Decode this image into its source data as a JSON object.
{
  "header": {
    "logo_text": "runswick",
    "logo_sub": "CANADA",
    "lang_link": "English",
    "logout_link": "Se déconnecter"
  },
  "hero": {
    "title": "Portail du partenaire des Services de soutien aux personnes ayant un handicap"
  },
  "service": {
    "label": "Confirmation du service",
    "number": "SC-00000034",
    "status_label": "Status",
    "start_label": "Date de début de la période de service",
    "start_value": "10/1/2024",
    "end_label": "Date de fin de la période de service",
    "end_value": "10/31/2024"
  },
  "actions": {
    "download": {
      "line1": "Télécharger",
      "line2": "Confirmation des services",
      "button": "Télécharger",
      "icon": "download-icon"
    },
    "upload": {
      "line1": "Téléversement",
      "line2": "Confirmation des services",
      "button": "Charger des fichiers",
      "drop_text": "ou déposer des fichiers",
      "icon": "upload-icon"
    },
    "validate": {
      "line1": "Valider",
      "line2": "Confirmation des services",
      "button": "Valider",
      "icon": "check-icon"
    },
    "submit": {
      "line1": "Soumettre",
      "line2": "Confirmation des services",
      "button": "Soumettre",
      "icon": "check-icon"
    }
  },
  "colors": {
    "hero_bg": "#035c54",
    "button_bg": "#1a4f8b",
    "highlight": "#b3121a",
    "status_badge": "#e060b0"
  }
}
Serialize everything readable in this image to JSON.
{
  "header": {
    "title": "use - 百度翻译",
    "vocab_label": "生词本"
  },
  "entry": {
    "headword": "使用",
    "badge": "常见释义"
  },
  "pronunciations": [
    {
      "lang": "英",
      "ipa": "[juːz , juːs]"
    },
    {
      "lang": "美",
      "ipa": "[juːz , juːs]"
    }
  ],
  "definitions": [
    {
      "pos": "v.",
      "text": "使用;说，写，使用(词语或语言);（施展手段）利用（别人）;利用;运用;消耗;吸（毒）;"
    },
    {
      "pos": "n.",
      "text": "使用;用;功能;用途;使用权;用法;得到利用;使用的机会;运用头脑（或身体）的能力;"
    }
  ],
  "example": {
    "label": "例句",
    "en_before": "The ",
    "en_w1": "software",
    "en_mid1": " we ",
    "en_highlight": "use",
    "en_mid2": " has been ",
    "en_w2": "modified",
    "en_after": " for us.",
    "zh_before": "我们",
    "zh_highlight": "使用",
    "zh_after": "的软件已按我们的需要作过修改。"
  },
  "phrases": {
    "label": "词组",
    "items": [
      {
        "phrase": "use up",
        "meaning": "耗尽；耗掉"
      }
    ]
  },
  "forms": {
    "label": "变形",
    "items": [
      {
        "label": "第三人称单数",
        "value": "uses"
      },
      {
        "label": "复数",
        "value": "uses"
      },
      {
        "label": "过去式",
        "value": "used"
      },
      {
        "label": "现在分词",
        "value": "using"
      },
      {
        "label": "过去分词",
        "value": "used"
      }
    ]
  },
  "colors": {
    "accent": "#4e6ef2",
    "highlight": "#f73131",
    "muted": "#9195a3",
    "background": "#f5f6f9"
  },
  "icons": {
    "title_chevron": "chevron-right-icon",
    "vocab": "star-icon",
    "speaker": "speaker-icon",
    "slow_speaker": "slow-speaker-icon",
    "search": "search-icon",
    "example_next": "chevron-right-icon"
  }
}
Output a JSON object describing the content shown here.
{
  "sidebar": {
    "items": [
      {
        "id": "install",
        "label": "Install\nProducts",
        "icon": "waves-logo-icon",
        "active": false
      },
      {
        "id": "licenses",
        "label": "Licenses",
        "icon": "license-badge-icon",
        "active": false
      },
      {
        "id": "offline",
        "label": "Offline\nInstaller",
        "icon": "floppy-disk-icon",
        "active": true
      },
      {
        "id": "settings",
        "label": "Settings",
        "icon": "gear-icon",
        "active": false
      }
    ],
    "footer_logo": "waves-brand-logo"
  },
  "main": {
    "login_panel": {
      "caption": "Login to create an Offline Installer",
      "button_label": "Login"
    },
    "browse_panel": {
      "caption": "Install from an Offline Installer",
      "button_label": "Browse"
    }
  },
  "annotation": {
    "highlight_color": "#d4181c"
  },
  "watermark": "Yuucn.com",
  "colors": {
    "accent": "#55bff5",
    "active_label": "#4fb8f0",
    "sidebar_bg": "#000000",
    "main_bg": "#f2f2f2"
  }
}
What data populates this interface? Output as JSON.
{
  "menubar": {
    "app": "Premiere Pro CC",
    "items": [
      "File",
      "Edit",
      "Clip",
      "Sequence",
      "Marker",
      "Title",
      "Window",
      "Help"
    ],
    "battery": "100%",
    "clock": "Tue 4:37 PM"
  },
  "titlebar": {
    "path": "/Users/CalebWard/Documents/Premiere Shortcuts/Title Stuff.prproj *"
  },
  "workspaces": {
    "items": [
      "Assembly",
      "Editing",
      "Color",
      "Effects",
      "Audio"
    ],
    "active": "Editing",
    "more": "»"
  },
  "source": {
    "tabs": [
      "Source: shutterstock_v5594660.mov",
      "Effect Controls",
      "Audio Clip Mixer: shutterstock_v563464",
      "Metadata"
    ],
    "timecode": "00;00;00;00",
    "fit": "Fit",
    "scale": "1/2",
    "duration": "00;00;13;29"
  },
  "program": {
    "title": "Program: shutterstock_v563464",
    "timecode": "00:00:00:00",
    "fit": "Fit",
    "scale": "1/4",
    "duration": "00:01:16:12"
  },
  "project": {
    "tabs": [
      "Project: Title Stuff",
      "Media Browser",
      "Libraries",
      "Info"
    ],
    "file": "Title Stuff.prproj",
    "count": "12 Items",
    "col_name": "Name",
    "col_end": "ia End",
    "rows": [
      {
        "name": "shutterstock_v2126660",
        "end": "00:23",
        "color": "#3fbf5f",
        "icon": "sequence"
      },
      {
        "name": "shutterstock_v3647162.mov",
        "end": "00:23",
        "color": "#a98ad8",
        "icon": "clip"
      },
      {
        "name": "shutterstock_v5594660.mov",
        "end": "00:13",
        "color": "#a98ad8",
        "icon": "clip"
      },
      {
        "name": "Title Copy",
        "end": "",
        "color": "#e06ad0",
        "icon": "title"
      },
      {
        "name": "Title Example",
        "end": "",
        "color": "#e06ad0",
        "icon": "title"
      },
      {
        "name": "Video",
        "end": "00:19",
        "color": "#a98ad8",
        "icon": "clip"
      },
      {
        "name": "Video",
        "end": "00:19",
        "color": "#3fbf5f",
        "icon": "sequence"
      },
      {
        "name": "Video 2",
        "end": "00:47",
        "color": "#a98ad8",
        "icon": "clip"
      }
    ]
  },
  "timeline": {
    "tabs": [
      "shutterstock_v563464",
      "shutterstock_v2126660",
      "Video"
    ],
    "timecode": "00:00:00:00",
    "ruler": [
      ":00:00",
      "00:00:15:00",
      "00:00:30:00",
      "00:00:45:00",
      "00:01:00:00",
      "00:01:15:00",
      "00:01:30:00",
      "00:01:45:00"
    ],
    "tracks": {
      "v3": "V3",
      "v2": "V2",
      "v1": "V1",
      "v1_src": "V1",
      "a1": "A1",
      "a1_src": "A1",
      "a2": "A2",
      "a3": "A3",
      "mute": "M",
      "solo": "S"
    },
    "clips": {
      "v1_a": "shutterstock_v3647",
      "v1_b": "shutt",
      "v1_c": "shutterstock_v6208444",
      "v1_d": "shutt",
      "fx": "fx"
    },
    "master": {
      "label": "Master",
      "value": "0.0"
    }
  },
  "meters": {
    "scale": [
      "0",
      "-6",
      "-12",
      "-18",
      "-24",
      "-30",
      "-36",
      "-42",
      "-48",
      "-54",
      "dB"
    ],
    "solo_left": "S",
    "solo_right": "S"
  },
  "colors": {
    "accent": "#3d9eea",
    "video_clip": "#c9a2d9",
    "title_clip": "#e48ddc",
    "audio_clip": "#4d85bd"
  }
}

# # # # #

Find the lines containing "chevron" and pull them out.

* _Written answer_:
    "title_chevron": "chevron-right-icon",
    "example_next": "chevron-right-icon"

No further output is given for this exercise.